◆ What is expected ◆
Copy out all lines that carry the word "Look".

* * * * * * * * *

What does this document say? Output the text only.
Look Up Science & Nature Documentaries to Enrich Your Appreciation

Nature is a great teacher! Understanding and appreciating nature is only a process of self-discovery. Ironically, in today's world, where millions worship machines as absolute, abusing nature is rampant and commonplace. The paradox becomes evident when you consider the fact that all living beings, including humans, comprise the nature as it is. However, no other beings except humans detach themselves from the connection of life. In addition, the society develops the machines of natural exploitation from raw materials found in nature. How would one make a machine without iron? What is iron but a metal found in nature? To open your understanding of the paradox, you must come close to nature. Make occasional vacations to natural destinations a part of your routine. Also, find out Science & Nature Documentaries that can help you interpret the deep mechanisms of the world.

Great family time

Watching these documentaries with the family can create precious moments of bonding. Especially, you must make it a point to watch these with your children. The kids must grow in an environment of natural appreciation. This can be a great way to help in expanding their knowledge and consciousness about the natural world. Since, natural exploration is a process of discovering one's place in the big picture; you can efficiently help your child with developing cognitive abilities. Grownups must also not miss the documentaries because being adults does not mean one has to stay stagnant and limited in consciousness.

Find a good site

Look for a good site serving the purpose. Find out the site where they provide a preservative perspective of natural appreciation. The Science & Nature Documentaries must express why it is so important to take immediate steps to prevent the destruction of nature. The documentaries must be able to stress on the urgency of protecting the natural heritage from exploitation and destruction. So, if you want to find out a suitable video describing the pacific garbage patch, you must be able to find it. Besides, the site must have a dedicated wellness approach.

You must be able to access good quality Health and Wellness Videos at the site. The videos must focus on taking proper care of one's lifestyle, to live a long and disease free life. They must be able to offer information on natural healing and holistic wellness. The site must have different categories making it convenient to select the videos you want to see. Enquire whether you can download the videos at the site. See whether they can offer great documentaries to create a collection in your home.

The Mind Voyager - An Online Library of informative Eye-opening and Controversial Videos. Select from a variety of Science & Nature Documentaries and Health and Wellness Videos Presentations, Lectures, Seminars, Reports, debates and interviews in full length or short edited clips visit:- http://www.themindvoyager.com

* * * * * * * * *

◆ Task solution ◆
Look Up Science & Nature Documentaries to Enrich Your Appreciation
Look for a good site serving the purpose. Find out the site where they provide a preservative perspective of natural appreciation. The Science & Nature Documentaries must express why it is so important to take immediate steps to prevent the destruction of nature. The documentaries must be able to stress on the urgency of protecting the natural heritage from exploitation and destruction. So, if you want to find out a suitable video describing the pacific garbage patch, you must be able to find it. Besides, the site must have a dedicated wellness approach.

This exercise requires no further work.